* _TASK OBJECTIVE_: Return the lines below verbatim, from the line containing "y-tick-label: -40 — [44, 313, 64, 328]" through the line containing "x-tick-label: 50 — [355, 430, 371, 444]", with both of those lines included.

* _GIVEN RECORDS_:

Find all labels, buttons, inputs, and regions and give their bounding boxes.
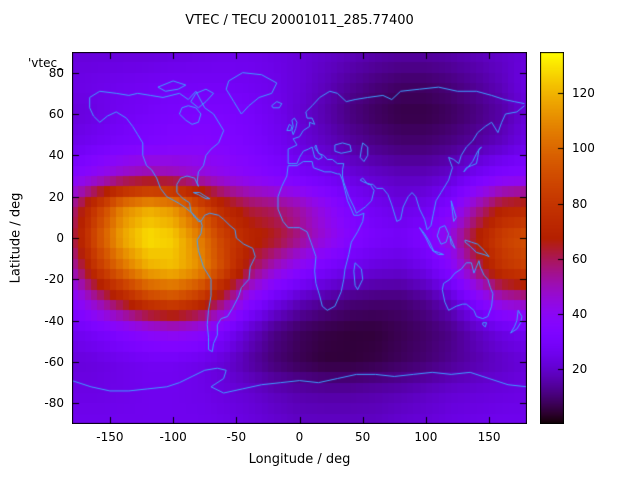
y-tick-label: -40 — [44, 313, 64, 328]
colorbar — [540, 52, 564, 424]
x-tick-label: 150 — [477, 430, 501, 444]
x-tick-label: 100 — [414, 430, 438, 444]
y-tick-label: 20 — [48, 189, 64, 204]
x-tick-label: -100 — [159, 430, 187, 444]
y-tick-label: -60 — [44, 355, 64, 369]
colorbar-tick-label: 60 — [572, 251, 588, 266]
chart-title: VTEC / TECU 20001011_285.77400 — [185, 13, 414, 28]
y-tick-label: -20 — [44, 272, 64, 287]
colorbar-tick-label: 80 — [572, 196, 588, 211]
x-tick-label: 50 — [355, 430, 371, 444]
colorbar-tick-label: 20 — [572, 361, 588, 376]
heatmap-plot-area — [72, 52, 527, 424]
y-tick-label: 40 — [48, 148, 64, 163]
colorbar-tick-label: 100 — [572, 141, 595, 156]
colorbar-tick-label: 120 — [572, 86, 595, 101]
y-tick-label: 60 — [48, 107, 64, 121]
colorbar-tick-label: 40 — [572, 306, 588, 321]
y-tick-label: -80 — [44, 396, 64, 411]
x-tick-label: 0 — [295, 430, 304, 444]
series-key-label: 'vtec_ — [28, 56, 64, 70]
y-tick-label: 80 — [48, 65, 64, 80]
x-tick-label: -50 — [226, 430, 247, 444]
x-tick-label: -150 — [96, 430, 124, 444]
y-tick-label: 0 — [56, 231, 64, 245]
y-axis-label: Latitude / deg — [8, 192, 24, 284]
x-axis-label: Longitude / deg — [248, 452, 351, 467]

* _WRITTEN RESPONSE_:
y-tick-label: -40 — [44, 313, 64, 328]
colorbar — [540, 52, 564, 424]
x-tick-label: 150 — [477, 430, 501, 444]
x-tick-label: 100 — [414, 430, 438, 444]
y-tick-label: 20 — [48, 189, 64, 204]
x-tick-label: -100 — [159, 430, 187, 444]
y-tick-label: -60 — [44, 355, 64, 369]
colorbar-tick-label: 60 — [572, 251, 588, 266]
chart-title: VTEC / TECU 20001011_285.77400 — [185, 13, 414, 28]
y-tick-label: -20 — [44, 272, 64, 287]
colorbar-tick-label: 80 — [572, 196, 588, 211]
x-tick-label: 50 — [355, 430, 371, 444]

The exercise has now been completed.